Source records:
Begin
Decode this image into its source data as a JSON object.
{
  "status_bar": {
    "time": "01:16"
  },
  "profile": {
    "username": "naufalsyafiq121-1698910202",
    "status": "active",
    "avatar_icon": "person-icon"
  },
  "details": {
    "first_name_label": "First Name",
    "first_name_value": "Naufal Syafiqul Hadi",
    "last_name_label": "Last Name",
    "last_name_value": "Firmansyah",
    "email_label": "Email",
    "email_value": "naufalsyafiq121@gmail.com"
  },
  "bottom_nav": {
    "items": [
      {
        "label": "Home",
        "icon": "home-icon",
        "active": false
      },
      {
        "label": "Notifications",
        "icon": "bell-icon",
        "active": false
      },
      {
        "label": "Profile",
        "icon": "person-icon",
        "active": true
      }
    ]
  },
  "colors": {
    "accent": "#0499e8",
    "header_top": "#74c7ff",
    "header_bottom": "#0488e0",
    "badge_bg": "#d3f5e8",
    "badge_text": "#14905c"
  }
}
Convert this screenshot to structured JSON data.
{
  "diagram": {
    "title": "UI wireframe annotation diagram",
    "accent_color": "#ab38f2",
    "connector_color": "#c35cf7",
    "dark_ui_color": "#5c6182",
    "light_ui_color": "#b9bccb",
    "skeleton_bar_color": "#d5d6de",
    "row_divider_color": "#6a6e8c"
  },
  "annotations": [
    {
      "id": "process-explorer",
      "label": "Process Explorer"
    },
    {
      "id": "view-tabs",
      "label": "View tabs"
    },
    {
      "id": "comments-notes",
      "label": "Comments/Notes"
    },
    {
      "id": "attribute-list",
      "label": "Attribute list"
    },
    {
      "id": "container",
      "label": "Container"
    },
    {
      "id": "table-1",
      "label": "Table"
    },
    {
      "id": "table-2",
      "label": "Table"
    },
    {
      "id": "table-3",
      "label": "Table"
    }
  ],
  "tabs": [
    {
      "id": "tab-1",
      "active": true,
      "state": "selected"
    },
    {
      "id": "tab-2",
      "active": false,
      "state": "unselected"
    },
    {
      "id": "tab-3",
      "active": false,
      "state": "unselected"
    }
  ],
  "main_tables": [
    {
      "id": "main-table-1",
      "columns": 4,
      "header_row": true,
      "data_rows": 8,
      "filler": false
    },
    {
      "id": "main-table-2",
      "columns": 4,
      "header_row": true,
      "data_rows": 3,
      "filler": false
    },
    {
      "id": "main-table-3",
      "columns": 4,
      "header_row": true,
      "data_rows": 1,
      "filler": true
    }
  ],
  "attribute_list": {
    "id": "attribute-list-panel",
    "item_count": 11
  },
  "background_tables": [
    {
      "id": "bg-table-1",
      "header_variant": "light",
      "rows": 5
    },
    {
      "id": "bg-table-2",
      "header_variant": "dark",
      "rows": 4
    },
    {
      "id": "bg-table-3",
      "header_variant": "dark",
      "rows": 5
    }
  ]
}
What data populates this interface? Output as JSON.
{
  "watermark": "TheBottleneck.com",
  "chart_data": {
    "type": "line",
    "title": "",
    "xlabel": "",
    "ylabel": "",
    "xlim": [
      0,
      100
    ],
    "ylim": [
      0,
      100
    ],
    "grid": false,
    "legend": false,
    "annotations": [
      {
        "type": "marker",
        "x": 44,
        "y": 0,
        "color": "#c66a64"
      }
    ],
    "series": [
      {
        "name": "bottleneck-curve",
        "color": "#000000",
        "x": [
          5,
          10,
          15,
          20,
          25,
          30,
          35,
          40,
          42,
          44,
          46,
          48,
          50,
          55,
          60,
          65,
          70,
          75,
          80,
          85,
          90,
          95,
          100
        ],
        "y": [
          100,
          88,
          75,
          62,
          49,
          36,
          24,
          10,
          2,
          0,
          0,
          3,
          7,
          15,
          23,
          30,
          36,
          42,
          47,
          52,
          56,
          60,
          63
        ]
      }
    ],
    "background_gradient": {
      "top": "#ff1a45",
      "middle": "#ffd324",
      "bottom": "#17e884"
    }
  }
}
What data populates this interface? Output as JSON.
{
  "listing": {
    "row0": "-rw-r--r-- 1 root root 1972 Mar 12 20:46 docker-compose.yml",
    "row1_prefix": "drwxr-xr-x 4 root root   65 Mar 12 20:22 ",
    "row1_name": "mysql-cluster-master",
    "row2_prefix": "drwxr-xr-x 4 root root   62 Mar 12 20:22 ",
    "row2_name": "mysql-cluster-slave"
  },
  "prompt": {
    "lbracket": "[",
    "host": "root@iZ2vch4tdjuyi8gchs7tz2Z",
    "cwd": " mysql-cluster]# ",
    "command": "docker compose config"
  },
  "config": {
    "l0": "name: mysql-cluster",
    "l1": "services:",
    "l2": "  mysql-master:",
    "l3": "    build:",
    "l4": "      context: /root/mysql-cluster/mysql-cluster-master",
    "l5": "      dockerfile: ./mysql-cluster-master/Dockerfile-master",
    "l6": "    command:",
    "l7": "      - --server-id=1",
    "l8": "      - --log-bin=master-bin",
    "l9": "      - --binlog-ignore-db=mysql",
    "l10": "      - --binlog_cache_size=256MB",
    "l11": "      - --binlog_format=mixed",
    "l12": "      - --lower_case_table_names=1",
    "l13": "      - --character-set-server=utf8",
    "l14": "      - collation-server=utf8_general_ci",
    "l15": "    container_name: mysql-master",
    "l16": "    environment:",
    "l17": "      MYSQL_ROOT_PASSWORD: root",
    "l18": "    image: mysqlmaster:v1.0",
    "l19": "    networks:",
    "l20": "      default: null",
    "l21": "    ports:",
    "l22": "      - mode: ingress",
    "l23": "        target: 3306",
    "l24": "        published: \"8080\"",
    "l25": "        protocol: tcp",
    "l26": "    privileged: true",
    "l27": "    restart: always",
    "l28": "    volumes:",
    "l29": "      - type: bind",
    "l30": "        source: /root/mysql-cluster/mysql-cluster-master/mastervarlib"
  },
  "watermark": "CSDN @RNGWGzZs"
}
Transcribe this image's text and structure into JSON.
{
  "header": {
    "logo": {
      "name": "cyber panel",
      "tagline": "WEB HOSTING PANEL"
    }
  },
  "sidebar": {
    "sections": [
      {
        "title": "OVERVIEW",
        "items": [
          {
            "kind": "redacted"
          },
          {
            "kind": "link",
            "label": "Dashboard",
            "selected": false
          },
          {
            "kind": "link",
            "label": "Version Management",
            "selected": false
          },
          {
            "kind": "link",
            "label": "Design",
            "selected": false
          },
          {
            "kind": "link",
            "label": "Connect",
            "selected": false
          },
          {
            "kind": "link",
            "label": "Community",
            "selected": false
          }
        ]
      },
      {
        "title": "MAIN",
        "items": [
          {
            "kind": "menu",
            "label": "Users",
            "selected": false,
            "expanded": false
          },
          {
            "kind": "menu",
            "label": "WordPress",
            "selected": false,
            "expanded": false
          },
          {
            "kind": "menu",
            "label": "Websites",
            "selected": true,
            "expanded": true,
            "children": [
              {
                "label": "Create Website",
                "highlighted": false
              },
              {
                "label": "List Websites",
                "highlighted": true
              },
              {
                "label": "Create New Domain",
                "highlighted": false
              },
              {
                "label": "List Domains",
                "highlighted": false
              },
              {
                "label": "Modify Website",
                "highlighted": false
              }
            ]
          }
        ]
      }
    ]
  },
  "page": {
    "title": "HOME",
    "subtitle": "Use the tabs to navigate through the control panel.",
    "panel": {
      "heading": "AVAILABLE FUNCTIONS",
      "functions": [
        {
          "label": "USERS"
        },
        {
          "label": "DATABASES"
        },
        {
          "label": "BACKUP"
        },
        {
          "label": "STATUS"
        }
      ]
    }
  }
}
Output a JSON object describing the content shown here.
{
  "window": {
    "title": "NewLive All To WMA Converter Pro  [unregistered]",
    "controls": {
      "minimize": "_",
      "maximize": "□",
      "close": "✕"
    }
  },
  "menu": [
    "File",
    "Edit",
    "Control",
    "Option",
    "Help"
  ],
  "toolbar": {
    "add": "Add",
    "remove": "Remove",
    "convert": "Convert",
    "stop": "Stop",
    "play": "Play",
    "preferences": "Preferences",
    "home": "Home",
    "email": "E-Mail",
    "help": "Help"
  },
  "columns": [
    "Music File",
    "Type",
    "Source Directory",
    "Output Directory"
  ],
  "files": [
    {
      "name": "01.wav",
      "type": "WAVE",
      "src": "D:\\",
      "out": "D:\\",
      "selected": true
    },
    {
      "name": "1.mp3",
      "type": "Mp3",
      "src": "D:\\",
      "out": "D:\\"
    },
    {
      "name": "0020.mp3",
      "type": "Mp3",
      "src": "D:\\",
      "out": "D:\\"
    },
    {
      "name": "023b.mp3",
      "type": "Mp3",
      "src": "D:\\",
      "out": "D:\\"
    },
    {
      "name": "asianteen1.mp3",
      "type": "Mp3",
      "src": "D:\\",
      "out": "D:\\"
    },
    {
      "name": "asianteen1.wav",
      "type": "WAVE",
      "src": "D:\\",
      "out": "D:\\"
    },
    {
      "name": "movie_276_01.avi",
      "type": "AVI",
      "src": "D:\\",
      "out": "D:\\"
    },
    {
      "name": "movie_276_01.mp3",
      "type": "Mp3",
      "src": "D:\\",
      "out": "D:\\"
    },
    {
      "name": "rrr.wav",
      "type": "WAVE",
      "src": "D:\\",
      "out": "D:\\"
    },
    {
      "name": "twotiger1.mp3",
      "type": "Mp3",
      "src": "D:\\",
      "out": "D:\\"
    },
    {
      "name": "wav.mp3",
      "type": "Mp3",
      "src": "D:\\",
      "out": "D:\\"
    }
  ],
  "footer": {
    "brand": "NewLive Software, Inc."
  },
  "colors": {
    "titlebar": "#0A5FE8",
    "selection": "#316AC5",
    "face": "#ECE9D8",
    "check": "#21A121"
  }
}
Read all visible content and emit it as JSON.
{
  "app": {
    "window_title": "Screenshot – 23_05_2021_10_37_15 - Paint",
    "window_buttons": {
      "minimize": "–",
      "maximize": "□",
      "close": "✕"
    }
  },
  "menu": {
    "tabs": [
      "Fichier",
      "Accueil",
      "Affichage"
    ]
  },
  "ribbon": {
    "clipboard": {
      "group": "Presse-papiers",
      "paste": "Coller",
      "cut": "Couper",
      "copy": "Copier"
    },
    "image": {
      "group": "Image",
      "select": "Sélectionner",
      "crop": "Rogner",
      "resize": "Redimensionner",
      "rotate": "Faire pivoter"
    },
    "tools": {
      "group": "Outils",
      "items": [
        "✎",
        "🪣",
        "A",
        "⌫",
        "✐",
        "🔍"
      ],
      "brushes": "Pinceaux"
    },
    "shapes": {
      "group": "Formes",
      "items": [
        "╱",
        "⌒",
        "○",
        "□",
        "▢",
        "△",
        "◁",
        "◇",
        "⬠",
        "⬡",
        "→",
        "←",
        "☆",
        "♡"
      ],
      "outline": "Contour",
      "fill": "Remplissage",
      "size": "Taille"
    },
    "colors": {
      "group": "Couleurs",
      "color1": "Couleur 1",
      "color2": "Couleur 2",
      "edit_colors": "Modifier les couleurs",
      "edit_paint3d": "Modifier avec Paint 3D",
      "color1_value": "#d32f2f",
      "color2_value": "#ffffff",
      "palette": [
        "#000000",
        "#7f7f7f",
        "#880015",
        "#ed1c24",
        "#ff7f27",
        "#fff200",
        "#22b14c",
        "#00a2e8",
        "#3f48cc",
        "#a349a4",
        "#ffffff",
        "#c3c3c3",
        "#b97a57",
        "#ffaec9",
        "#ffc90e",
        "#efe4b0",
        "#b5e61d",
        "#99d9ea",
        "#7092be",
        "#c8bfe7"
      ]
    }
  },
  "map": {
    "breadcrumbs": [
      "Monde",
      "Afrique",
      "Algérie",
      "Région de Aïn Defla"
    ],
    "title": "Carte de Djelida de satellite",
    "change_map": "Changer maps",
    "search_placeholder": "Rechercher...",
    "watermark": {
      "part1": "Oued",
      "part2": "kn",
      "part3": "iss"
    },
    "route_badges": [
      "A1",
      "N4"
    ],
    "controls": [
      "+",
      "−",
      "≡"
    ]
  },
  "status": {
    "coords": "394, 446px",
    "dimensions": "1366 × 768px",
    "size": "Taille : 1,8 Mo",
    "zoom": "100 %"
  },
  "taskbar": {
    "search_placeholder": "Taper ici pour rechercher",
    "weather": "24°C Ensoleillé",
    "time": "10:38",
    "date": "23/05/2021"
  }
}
End
[DIRECTIVE] Look through the records and gather each line with the word "compose".

[PROBLEM SOLUTION]
    "row0": "-rw-r--r-- 1 root root 1972 Mar 12 20:46 docker-compose.yml",
    "command": "docker compose config"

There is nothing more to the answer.